Data items:
::::::::

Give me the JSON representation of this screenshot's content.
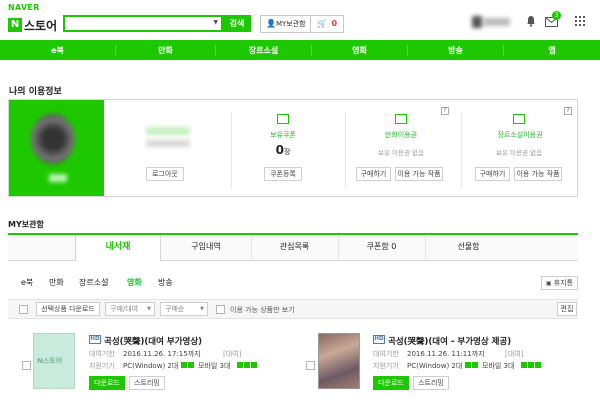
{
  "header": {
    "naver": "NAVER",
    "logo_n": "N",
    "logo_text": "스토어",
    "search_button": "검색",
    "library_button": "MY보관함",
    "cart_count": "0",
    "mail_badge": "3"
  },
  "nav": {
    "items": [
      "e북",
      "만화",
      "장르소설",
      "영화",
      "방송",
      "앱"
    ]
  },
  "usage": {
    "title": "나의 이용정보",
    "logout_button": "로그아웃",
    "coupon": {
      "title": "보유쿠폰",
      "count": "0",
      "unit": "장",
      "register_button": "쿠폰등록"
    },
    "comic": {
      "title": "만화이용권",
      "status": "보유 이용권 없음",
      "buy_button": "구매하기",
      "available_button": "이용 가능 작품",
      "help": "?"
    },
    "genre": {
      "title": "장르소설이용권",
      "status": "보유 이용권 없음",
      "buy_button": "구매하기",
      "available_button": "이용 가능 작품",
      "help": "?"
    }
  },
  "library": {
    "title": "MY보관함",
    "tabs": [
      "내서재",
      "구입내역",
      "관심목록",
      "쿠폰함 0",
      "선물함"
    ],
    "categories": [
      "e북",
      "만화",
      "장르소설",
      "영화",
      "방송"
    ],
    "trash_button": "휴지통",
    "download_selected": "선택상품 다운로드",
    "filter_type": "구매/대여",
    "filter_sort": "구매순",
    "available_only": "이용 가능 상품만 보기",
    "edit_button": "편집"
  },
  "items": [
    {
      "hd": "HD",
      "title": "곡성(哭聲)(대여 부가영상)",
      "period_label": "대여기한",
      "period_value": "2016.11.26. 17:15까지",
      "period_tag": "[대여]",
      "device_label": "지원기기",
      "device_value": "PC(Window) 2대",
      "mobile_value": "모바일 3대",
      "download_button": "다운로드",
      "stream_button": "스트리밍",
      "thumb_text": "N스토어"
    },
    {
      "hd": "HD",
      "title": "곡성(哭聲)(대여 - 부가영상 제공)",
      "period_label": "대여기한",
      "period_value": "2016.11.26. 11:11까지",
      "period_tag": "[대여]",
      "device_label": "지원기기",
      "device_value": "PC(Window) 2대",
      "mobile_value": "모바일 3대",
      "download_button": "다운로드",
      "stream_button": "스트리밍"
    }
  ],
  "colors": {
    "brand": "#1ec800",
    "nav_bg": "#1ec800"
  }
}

::::::::

Requirements. Show each line holding the word "스트리밍".

Output for this exercise.
      "stream_button": "스트리밍",
      "stream_button": "스트리밍"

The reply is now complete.